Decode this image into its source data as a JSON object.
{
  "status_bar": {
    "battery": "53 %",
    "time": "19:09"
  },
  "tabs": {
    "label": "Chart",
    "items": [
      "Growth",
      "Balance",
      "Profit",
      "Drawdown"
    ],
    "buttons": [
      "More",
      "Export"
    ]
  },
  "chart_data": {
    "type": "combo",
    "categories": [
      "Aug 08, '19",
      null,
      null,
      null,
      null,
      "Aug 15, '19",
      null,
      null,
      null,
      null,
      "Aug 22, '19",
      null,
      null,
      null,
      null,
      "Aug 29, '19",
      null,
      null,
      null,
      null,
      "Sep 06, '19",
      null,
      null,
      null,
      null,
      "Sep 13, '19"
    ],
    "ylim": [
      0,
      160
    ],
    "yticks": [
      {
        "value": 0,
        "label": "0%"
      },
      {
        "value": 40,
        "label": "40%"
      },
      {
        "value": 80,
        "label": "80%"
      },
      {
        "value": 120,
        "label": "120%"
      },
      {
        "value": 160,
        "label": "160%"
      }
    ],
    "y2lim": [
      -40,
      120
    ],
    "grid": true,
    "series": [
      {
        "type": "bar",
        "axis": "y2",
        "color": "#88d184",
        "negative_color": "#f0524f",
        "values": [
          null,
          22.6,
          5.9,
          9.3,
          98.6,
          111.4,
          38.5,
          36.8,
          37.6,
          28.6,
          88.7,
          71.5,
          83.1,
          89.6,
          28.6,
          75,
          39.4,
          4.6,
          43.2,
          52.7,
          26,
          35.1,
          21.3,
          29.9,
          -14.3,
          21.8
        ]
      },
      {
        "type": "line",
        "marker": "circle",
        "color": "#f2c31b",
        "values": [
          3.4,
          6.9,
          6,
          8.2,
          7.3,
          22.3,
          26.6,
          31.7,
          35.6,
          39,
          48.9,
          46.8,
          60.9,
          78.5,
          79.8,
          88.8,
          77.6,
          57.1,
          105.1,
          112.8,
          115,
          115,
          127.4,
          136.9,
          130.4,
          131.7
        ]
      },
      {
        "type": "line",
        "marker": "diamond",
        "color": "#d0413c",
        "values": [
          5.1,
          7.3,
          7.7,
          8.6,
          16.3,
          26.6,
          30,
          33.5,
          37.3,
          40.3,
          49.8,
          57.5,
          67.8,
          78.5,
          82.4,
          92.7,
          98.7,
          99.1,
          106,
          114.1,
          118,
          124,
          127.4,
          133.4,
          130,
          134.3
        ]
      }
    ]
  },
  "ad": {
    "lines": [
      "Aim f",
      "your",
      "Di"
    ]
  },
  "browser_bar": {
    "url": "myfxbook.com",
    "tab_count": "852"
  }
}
··········
## WHAT IS BEING ASKED
Print the listing above in full, exactly as it is.

## THE RESULT
Decode this image into its source data as a JSON object.
{
  "status_bar": {
    "battery": "53 %",
    "time": "19:09"
  },
  "tabs": {
    "label": "Chart",
    "items": [
      "Growth",
      "Balance",
      "Profit",
      "Drawdown"
    ],
    "buttons": [
      "More",
      "Export"
    ]
  },
  "chart_data": {
    "type": "combo",
    "categories": [
      "Aug 08, '19",
      null,
      null,
      null,
      null,
      "Aug 15, '19",
      null,
      null,
      null,
      null,
      "Aug 22, '19",
      null,
      null,
      null,
      null,
      "Aug 29, '19",
      null,
      null,
      null,
      null,
      "Sep 06, '19",
      null,
      null,
      null,
      null,
      "Sep 13, '19"
    ],
    "ylim": [
      0,
      160
    ],
    "yticks": [
      {
        "value": 0,
        "label": "0%"
      },
      {
        "value": 40,
        "label": "40%"
      },
      {
        "value": 80,
        "label": "80%"
      },
      {
        "value": 120,
        "label": "120%"
      },
      {
        "value": 160,
        "label": "160%"
      }
    ],
    "y2lim": [
      -40,
      120
    ],
    "grid": true,
    "series": [
      {
        "type": "bar",
        "axis": "y2",
        "color": "#88d184",
        "negative_color": "#f0524f",
        "values": [
          null,
          22.6,
          5.9,
          9.3,
          98.6,
          111.4,
          38.5,
          36.8,
          37.6,
          28.6,
          88.7,
          71.5,
          83.1,
          89.6,
          28.6,
          75,
          39.4,
          4.6,
          43.2,
          52.7,
          26,
          35.1,
          21.3,
          29.9,
          -14.3,
          21.8
        ]
      },
      {
        "type": "line",
        "marker": "circle",
        "color": "#f2c31b",
        "values": [
          3.4,
          6.9,
          6,
          8.2,
          7.3,
          22.3,
          26.6,
          31.7,
          35.6,
          39,
          48.9,
          46.8,
          60.9,
          78.5,
          79.8,
          88.8,
          77.6,
          57.1,
          105.1,
          112.8,
          115,
          115,
          127.4,
          136.9,
          130.4,
          131.7
        ]
      },
      {
        "type": "line",
        "marker": "diamond",
        "color": "#d0413c",
        "values": [
          5.1,
          7.3,
          7.7,
          8.6,
          16.3,
          26.6,
          30,
          33.5,
          37.3,
          40.3,
          49.8,
          57.5,
          67.8,
          78.5,
          82.4,
          92.7,
          98.7,
          99.1,
          106,
          114.1,
          118,
          124,
          127.4,
          133.4,
          130,
          134.3
        ]
      }
    ]
  },
  "ad": {
    "lines": [
      "Aim f",
      "your",
      "Di"
    ]
  },
  "browser_bar": {
    "url": "myfxbook.com",
    "tab_count": "852"
  }
}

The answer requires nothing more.